**What is being asked**
Starting at the line that holds "Transcribe the text in this document.", quote every line through the end of the records, both boundary lines included. Omit the pictures.

**Data**
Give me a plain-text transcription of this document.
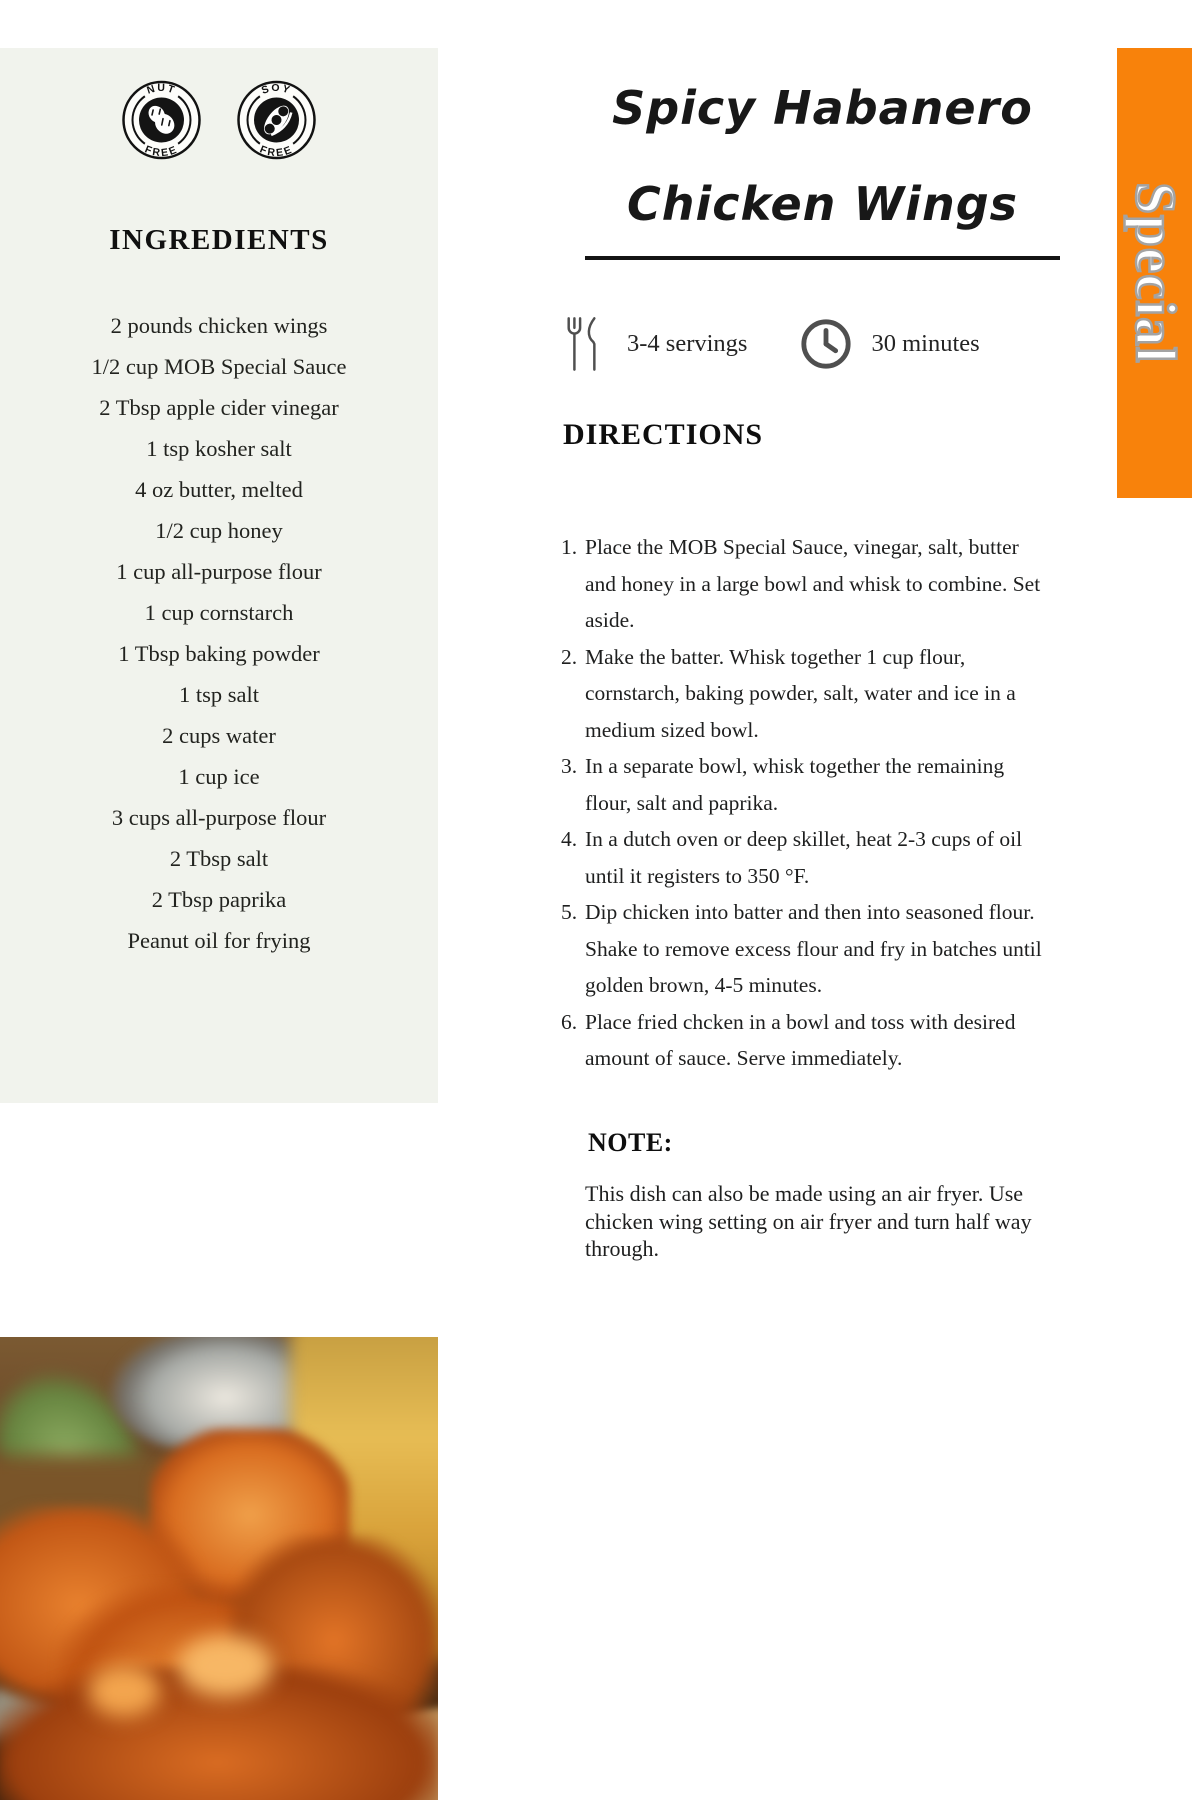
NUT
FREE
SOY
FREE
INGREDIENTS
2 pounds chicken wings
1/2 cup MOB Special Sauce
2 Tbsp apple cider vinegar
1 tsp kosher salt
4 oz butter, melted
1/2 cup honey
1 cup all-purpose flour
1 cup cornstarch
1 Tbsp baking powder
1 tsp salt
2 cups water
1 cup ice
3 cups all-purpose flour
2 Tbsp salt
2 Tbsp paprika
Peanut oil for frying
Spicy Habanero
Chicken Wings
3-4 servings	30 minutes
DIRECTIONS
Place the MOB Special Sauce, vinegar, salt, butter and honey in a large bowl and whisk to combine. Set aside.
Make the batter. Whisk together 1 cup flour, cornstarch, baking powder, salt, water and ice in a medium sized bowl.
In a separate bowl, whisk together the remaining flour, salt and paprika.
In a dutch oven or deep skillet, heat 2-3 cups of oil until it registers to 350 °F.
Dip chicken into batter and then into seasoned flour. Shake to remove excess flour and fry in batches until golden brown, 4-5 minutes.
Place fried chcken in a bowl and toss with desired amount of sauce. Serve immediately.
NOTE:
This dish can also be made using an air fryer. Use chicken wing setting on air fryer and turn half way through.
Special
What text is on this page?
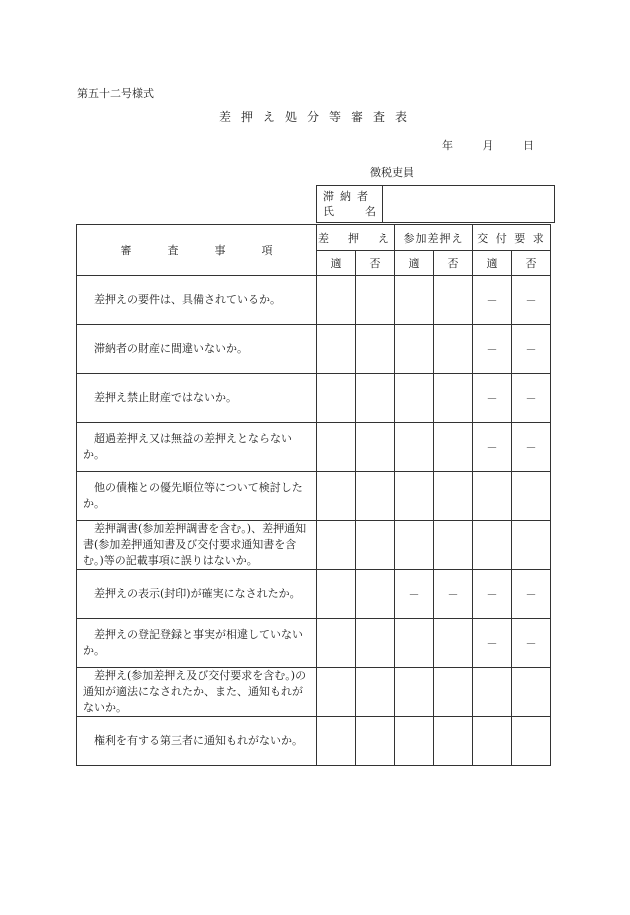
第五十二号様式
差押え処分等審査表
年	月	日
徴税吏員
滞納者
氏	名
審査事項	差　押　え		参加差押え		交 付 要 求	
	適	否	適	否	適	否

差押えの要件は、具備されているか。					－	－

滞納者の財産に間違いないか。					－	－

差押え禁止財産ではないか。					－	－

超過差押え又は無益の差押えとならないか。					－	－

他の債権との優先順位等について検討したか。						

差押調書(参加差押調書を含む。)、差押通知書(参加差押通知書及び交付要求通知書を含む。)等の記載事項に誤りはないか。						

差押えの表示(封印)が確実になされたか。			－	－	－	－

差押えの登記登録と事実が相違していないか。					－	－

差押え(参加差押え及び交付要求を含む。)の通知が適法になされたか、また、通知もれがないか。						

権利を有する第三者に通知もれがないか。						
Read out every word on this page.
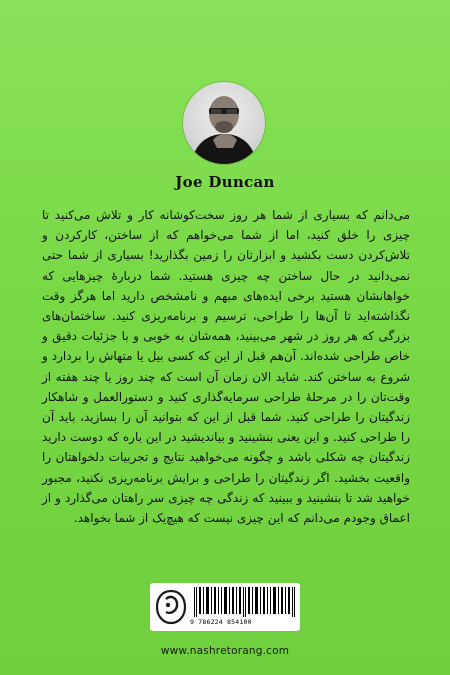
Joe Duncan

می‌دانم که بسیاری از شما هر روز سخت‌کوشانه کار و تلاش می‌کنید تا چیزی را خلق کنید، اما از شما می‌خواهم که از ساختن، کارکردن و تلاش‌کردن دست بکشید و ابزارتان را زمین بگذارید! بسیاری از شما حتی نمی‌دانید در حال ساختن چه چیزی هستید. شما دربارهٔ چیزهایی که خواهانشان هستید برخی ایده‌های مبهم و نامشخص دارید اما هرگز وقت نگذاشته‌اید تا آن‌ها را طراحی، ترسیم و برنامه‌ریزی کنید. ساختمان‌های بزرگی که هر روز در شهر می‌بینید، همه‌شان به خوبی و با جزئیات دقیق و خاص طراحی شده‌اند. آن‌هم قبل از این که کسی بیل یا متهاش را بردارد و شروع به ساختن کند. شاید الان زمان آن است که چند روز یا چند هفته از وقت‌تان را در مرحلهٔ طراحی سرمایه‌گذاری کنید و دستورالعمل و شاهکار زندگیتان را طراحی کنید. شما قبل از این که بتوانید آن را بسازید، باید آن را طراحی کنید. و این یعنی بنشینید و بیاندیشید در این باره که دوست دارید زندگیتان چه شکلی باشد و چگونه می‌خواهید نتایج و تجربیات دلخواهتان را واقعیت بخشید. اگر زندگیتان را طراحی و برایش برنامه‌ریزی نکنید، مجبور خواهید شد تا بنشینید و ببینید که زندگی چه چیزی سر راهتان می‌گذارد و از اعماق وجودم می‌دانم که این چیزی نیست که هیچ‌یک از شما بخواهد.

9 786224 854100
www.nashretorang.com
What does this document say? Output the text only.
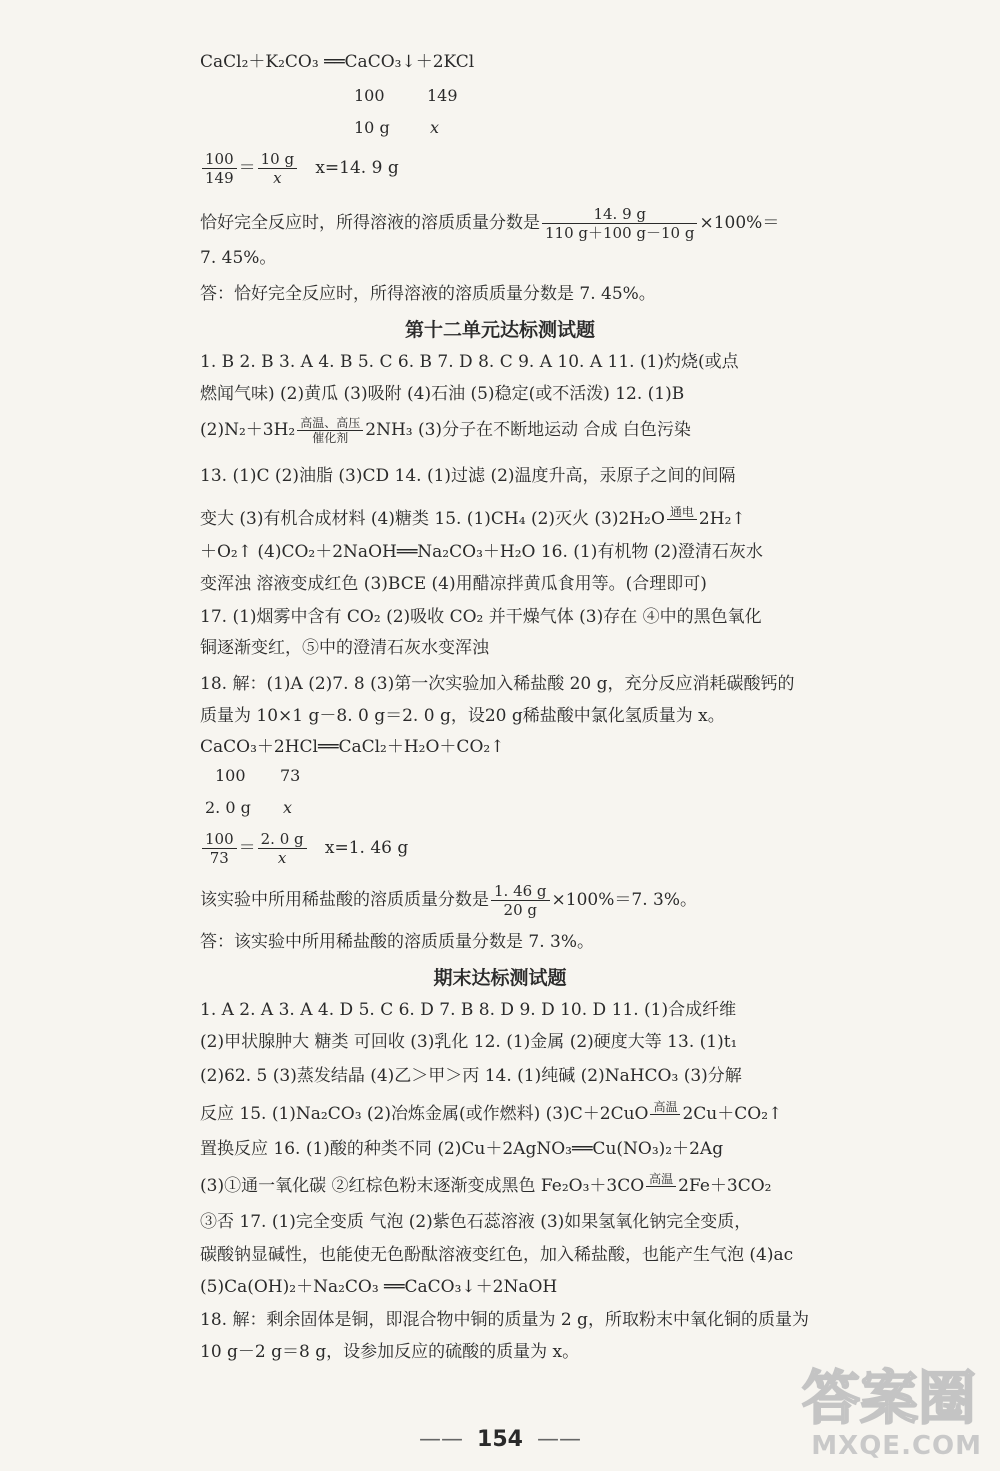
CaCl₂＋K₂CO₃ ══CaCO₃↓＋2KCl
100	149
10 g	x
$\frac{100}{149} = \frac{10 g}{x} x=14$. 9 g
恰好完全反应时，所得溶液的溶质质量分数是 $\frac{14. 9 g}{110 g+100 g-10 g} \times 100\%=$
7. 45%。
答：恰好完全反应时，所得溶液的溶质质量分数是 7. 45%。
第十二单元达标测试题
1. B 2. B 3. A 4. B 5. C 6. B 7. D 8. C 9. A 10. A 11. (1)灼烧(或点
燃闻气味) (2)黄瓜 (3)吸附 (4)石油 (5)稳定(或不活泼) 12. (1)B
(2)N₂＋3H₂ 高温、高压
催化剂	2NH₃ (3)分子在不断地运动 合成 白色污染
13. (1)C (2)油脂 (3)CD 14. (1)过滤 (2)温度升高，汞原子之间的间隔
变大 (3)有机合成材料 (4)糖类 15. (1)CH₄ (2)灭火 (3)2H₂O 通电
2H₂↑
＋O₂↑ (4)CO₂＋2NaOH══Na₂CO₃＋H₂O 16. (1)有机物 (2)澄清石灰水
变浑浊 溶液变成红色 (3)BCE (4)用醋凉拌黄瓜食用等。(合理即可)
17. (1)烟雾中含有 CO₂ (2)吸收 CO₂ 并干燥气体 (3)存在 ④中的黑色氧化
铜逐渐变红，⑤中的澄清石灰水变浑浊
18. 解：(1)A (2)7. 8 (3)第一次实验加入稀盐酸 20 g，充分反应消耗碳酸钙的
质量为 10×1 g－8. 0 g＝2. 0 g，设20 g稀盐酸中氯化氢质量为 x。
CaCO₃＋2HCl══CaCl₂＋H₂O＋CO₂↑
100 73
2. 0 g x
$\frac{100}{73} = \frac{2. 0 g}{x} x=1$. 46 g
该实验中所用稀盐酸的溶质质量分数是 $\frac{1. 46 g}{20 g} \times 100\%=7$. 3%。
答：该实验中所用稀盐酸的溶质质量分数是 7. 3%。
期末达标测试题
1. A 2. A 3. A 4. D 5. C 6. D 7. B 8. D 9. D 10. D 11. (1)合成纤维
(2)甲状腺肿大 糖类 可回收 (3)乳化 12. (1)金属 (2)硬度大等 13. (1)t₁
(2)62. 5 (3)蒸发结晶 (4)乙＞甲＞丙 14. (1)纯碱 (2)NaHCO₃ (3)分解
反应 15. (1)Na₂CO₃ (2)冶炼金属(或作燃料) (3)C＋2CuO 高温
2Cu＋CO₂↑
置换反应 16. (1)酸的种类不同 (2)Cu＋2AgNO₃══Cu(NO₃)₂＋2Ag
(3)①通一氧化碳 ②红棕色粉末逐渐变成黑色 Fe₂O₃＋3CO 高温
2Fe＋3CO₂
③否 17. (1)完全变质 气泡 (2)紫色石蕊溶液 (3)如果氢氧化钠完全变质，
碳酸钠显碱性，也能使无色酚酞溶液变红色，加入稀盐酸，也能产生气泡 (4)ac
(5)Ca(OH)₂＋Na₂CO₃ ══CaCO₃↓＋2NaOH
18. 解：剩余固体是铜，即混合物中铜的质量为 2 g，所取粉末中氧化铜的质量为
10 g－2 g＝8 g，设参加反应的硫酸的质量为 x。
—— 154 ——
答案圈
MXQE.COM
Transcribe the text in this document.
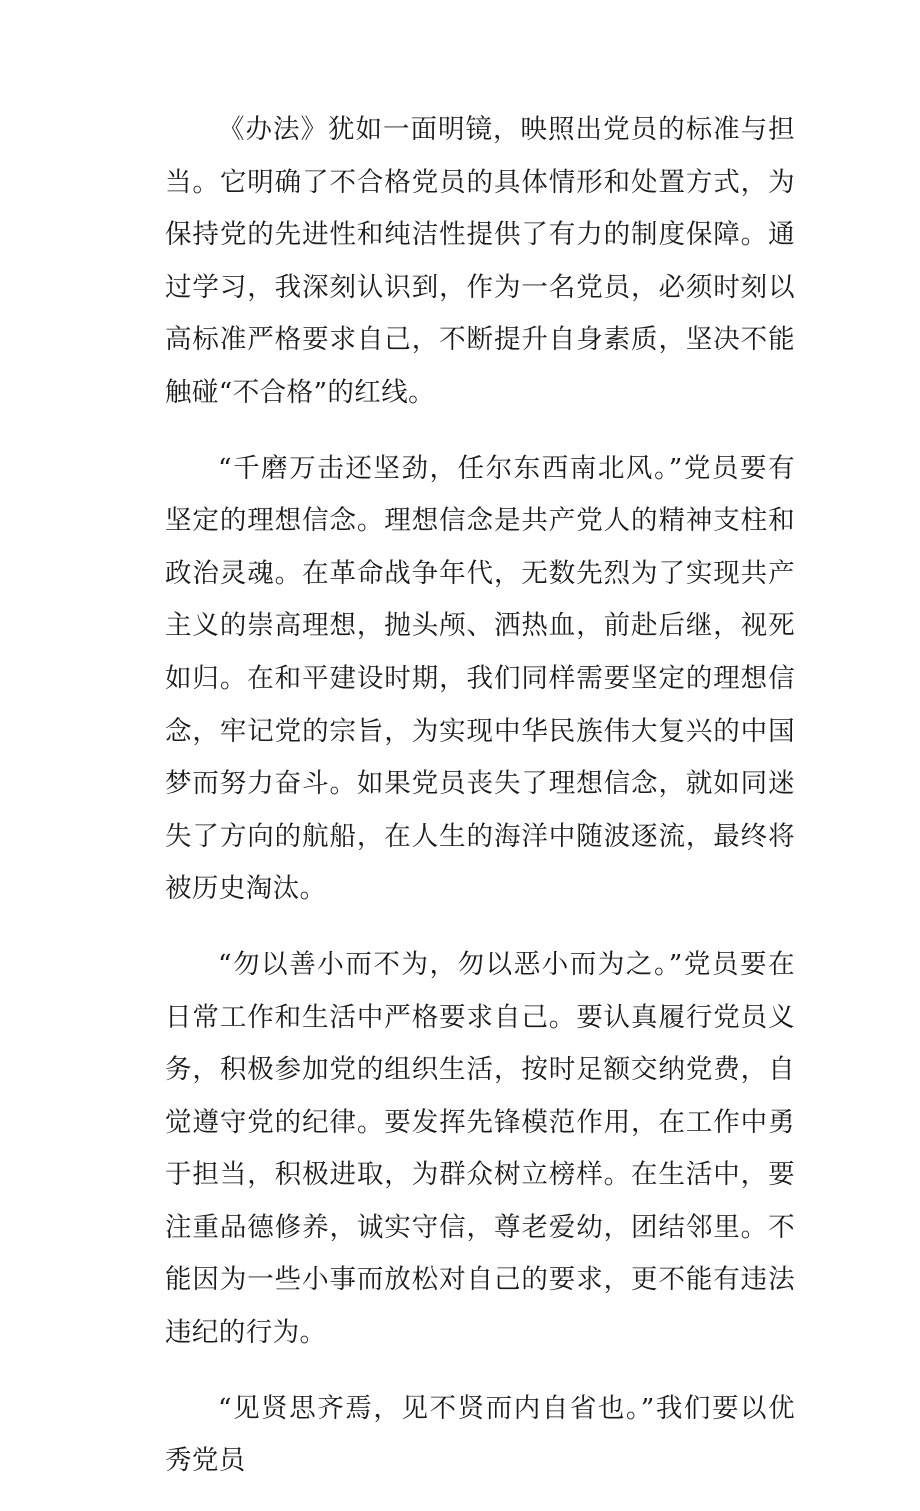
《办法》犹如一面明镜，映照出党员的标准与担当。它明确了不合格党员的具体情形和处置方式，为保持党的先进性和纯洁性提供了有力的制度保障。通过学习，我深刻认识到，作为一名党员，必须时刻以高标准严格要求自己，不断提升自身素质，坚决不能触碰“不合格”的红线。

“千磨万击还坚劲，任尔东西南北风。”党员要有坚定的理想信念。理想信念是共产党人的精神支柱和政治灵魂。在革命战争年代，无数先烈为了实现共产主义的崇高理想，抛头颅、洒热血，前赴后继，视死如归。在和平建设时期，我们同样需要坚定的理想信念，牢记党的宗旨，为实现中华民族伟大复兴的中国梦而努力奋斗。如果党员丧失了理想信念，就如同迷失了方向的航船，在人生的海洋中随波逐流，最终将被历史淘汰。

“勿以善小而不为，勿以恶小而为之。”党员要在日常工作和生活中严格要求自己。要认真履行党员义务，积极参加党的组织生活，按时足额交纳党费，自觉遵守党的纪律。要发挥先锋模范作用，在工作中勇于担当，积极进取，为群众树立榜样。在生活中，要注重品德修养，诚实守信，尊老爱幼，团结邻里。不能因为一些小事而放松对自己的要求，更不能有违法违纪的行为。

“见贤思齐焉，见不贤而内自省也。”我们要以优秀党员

**In response**
Transcribe the text in this document.
《办法》犹如一面明镜，映照出党员的标准与担当。它明确了不合格党员的具体情形和处置方式，为保持党的先进性和纯洁性提供了有力的制度保障。通过学习，我深刻认识到，作为一名党员，必须时刻以高标准严格要求自己，不断提升自身素质，坚决不能触碰“不合格”的红线。

“千磨万击还坚劲，任尔东西南北风。”党员要有坚定的理想信念。理想信念是共产党人的精神支柱和政治灵魂。在革命战争年代，无数先烈为了实现共产主义的崇高理想，抛头颅、洒热血，前赴后继，视死如归。在和平建设时期，我们同样需要坚定的理想信念，牢记党的宗旨，为实现中华民族伟大复兴的中国梦而努力奋斗。如果党员丧失了理想信念，就如同迷失了方向的航船，在人生的海洋中随波逐流，最终将被历史淘汰。

“勿以善小而不为，勿以恶小而为之。”党员要在日常工作和生活中严格要求自己。要认真履行党员义务，积极参加党的组织生活，按时足额交纳党费，自觉遵守党的纪律。要发挥先锋模范作用，在工作中勇于担当，积极进取，为群众树立榜样。在生活中，要注重品德修养，诚实守信，尊老爱幼，团结邻里。不能因为一些小事而放松对自己的要求，更不能有违法违纪的行为。

“见贤思齐焉，见不贤而内自省也。”我们要以优秀党员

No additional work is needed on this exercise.